» Required task: Reply with one number: the count of lines in the listing that contain the string "освещения".

Data extracted from a collection:
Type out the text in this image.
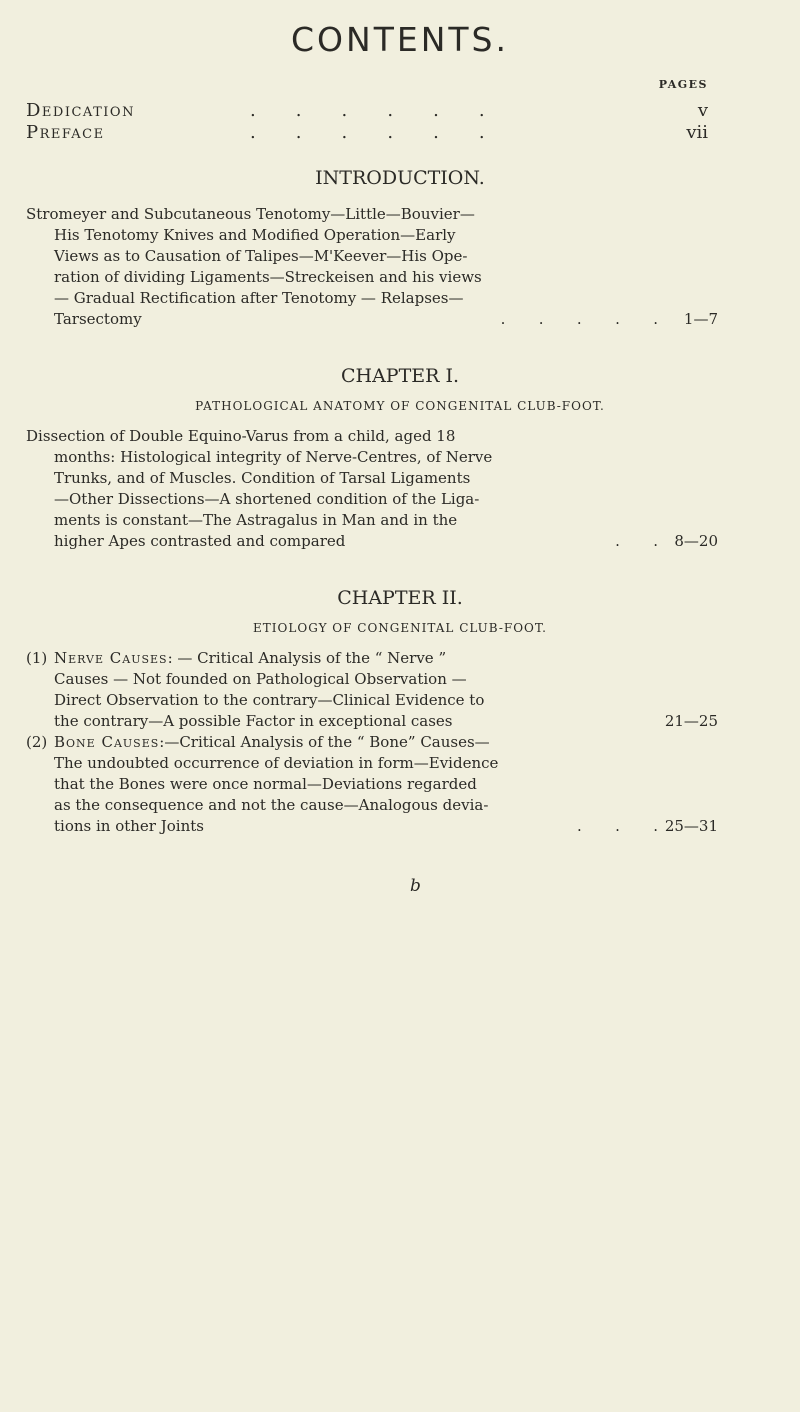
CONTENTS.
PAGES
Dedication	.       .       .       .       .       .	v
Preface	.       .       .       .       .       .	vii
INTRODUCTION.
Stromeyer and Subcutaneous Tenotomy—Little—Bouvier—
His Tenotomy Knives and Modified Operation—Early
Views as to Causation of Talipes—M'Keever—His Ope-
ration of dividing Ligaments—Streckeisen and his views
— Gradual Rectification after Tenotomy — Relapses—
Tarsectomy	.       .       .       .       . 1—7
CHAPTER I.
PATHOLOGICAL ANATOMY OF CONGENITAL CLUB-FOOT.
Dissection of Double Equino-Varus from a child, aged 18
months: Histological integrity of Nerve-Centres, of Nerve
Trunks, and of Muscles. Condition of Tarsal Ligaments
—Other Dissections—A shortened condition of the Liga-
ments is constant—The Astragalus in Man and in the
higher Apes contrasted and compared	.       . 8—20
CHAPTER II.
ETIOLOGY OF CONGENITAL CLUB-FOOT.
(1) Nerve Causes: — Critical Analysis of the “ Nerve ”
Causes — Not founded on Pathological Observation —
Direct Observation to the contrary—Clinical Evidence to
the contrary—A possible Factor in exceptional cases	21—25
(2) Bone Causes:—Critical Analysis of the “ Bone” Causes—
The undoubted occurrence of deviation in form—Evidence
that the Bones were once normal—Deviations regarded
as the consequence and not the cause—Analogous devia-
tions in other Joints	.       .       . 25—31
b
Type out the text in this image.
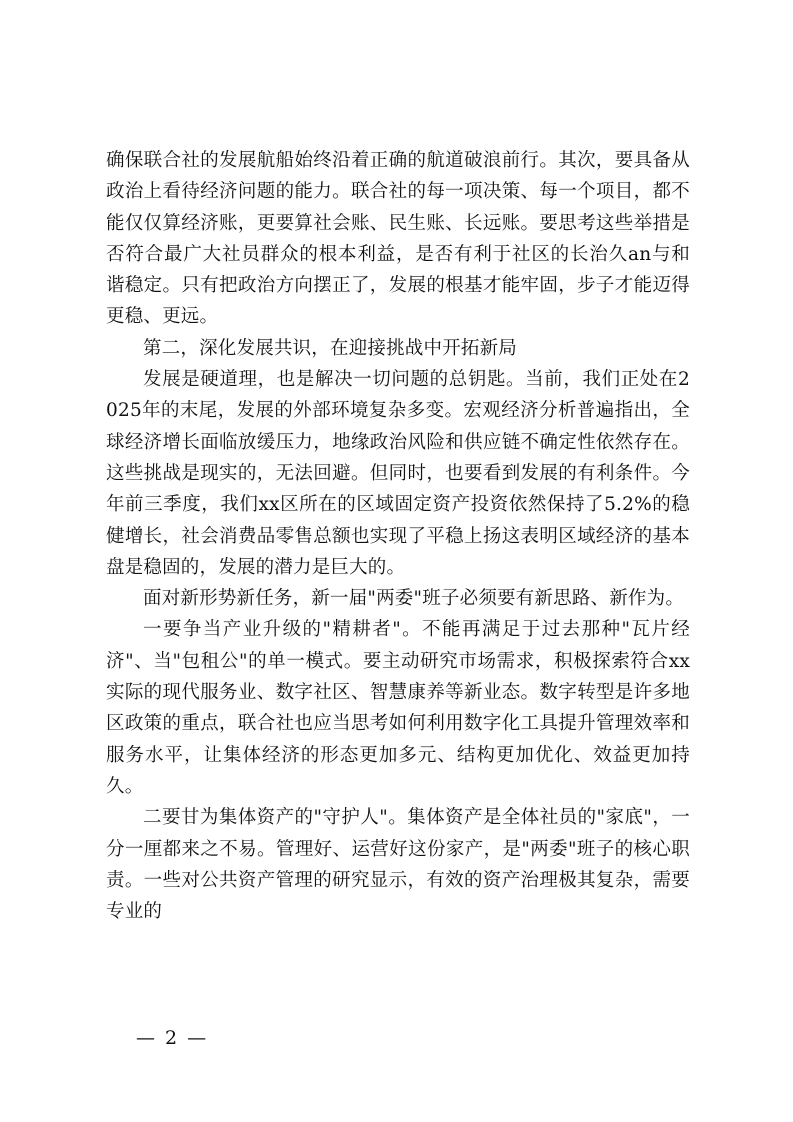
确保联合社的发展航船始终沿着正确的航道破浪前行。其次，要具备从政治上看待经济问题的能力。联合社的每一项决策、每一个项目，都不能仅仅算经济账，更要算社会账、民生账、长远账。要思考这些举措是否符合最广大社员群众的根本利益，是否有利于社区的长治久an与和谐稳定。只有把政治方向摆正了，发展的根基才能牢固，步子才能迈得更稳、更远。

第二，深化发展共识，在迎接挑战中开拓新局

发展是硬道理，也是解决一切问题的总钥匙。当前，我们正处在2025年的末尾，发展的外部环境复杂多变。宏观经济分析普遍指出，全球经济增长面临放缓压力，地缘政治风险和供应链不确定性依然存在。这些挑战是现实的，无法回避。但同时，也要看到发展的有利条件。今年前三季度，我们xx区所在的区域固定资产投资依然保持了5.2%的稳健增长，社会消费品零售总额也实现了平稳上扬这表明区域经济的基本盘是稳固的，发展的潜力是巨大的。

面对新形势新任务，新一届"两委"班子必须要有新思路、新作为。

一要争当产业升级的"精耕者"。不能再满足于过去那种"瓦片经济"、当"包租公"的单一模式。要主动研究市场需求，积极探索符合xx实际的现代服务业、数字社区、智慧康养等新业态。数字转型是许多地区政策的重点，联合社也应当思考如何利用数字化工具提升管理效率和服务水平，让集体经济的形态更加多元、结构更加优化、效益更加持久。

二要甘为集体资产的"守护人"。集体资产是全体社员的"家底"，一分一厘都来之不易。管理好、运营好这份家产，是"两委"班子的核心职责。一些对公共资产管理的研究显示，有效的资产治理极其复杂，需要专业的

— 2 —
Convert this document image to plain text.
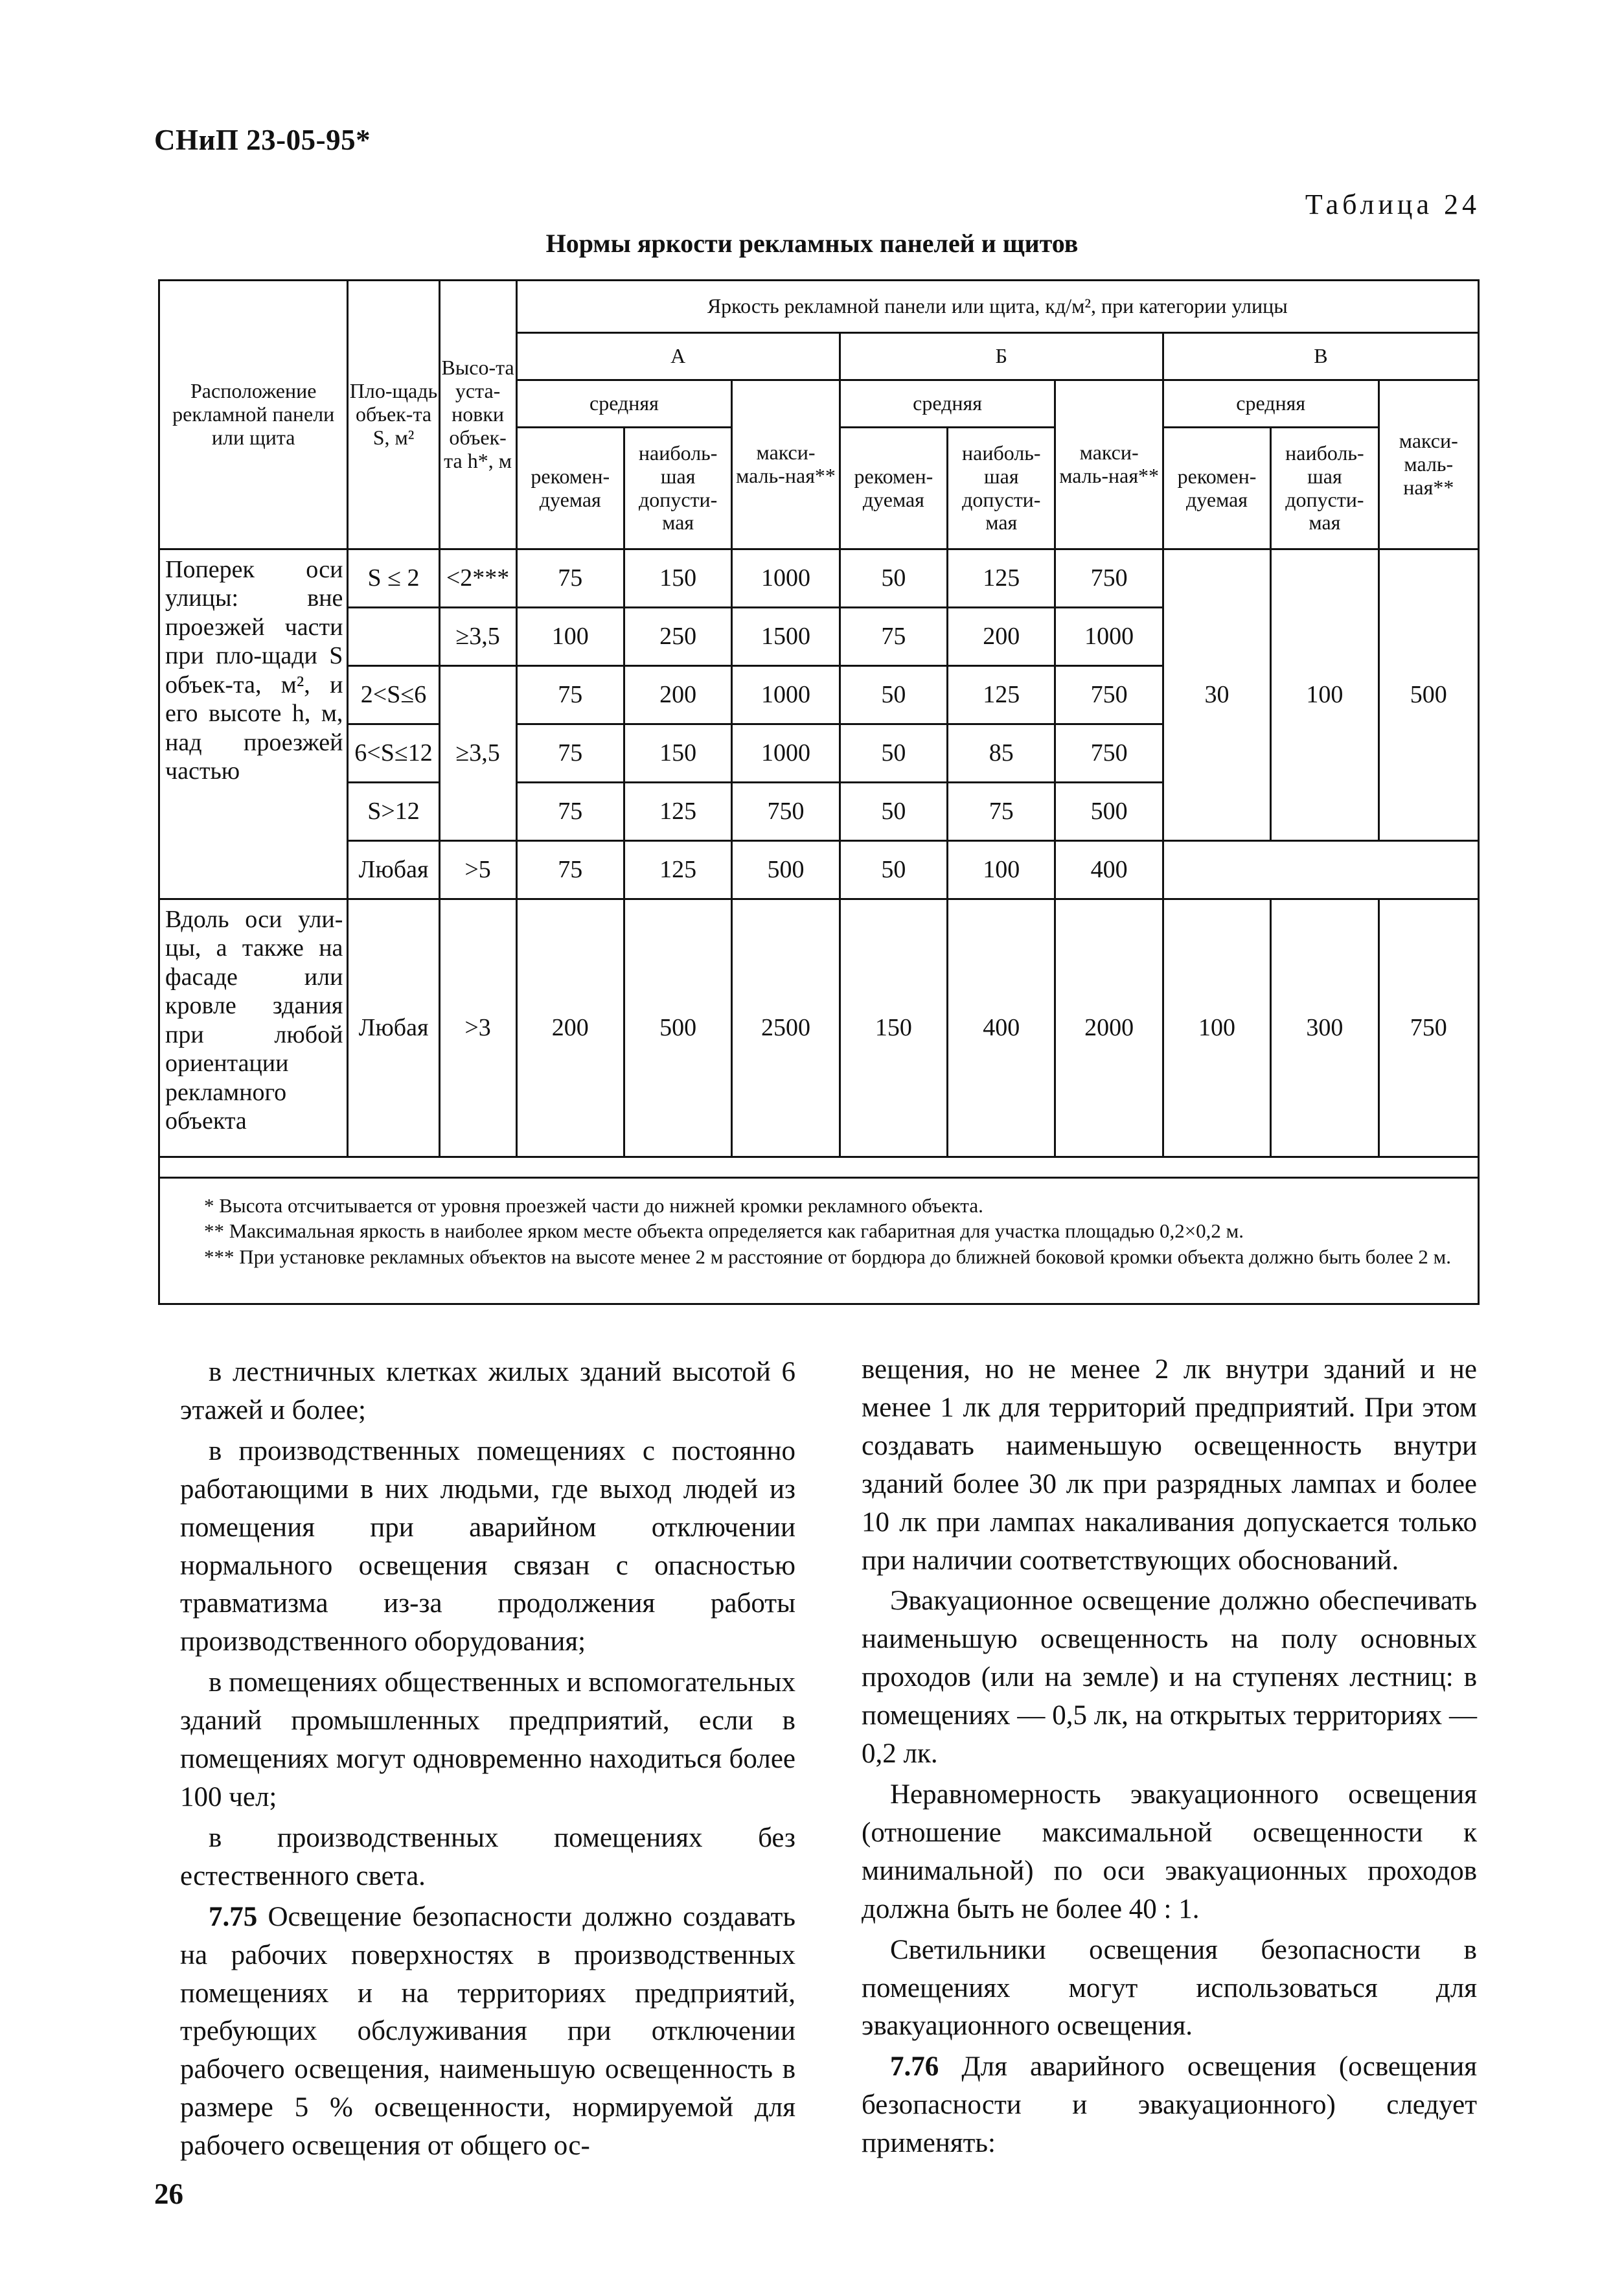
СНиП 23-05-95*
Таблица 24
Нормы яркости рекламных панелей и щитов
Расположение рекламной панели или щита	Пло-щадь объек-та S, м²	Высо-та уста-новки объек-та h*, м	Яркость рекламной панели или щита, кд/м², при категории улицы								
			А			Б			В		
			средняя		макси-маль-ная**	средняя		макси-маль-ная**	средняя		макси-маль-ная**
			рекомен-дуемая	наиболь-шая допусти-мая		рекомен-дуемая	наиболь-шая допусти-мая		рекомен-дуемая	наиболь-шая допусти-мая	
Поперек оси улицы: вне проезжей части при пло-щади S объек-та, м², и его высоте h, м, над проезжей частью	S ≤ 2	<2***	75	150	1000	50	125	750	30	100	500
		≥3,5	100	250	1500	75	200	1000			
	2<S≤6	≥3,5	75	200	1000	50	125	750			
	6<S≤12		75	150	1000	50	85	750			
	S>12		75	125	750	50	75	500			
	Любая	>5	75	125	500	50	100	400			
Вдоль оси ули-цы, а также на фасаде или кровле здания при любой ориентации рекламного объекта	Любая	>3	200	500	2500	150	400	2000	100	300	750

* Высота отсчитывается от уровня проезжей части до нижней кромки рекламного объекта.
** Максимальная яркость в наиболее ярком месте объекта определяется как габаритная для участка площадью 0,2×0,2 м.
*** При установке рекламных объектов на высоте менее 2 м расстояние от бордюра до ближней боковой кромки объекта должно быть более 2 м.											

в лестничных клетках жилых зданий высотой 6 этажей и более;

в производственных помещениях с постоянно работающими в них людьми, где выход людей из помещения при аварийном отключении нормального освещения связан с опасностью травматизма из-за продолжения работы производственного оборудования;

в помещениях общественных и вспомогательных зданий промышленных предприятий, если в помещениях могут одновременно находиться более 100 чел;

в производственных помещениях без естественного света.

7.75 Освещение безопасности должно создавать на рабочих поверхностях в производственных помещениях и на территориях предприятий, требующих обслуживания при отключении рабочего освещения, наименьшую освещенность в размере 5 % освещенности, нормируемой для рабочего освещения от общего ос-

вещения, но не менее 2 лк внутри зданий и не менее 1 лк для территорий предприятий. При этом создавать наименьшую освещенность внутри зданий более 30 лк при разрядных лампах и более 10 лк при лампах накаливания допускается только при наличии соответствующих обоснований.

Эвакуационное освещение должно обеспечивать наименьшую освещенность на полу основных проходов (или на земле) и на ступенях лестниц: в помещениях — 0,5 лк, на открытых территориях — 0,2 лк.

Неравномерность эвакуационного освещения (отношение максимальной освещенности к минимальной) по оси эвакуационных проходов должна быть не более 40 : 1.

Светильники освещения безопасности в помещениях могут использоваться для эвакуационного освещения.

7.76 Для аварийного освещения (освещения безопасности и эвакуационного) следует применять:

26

» Full answer: 5